**WORK REQUIRED**
Retype everything in the listing, leaving each line exactly as it is.

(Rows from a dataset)
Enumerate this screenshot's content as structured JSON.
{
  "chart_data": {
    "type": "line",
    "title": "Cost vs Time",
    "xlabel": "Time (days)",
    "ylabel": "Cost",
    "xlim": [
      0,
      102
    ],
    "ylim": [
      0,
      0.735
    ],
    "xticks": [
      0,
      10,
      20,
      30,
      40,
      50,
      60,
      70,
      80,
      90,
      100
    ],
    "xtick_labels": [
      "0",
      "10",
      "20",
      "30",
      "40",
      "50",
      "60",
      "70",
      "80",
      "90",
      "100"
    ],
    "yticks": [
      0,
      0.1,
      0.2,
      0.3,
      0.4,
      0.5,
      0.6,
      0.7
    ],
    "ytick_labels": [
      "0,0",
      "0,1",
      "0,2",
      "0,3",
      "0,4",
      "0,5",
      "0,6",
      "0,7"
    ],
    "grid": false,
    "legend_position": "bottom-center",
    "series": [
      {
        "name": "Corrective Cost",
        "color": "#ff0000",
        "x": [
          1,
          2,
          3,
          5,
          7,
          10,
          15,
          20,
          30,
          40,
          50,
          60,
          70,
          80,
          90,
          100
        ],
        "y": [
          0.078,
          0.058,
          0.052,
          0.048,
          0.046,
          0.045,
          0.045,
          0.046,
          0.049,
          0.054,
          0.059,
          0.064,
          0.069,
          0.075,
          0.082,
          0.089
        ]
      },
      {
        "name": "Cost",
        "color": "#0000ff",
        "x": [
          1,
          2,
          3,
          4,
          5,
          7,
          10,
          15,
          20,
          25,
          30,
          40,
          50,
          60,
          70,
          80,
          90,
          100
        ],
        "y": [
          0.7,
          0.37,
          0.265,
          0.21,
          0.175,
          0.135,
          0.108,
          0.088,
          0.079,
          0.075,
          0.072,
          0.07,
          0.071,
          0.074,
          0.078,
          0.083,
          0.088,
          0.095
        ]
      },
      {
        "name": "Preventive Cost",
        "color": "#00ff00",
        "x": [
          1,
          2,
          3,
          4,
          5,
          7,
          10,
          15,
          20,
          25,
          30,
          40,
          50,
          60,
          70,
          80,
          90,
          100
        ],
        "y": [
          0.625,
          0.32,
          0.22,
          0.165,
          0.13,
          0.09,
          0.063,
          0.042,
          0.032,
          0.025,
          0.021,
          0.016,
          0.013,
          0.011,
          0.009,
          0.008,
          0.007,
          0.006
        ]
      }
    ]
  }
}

**EXERCISE ANSWER**
Enumerate this screenshot's content as structured JSON.
{
  "chart_data": {
    "type": "line",
    "title": "Cost vs Time",
    "xlabel": "Time (days)",
    "ylabel": "Cost",
    "xlim": [
      0,
      102
    ],
    "ylim": [
      0,
      0.735
    ],
    "xticks": [
      0,
      10,
      20,
      30,
      40,
      50,
      60,
      70,
      80,
      90,
      100
    ],
    "xtick_labels": [
      "0",
      "10",
      "20",
      "30",
      "40",
      "50",
      "60",
      "70",
      "80",
      "90",
      "100"
    ],
    "yticks": [
      0,
      0.1,
      0.2,
      0.3,
      0.4,
      0.5,
      0.6,
      0.7
    ],
    "ytick_labels": [
      "0,0",
      "0,1",
      "0,2",
      "0,3",
      "0,4",
      "0,5",
      "0,6",
      "0,7"
    ],
    "grid": false,
    "legend_position": "bottom-center",
    "series": [
      {
        "name": "Corrective Cost",
        "color": "#ff0000",
        "x": [
          1,
          2,
          3,
          5,
          7,
          10,
          15,
          20,
          30,
          40,
          50,
          60,
          70,
          80,
          90,
          100
        ],
        "y": [
          0.078,
          0.058,
          0.052,
          0.048,
          0.046,
          0.045,
          0.045,
          0.046,
          0.049,
          0.054,
          0.059,
          0.064,
          0.069,
          0.075,
          0.082,
          0.089
        ]
      },
      {
        "name": "Cost",
        "color": "#0000ff",
        "x": [
          1,
          2,
          3,
          4,
          5,
          7,
          10,
          15,
          20,
          25,
          30,
          40,
          50,
          60,
          70,
          80,
          90,
          100
        ],
        "y": [
          0.7,
          0.37,
          0.265,
          0.21,
          0.175,
          0.135,
          0.108,
          0.088,
          0.079,
          0.075,
          0.072,
          0.07,
          0.071,
          0.074,
          0.078,
          0.083,
          0.088,
          0.095
        ]
      },
      {
        "name": "Preventive Cost",
        "color": "#00ff00",
        "x": [
          1,
          2,
          3,
          4,
          5,
          7,
          10,
          15,
          20,
          25,
          30,
          40,
          50,
          60,
          70,
          80,
          90,
          100
        ],
        "y": [
          0.625,
          0.32,
          0.22,
          0.165,
          0.13,
          0.09,
          0.063,
          0.042,
          0.032,
          0.025,
          0.021,
          0.016,
          0.013,
          0.011,
          0.009,
          0.008,
          0.007,
          0.006
        ]
      }
    ]
  }
}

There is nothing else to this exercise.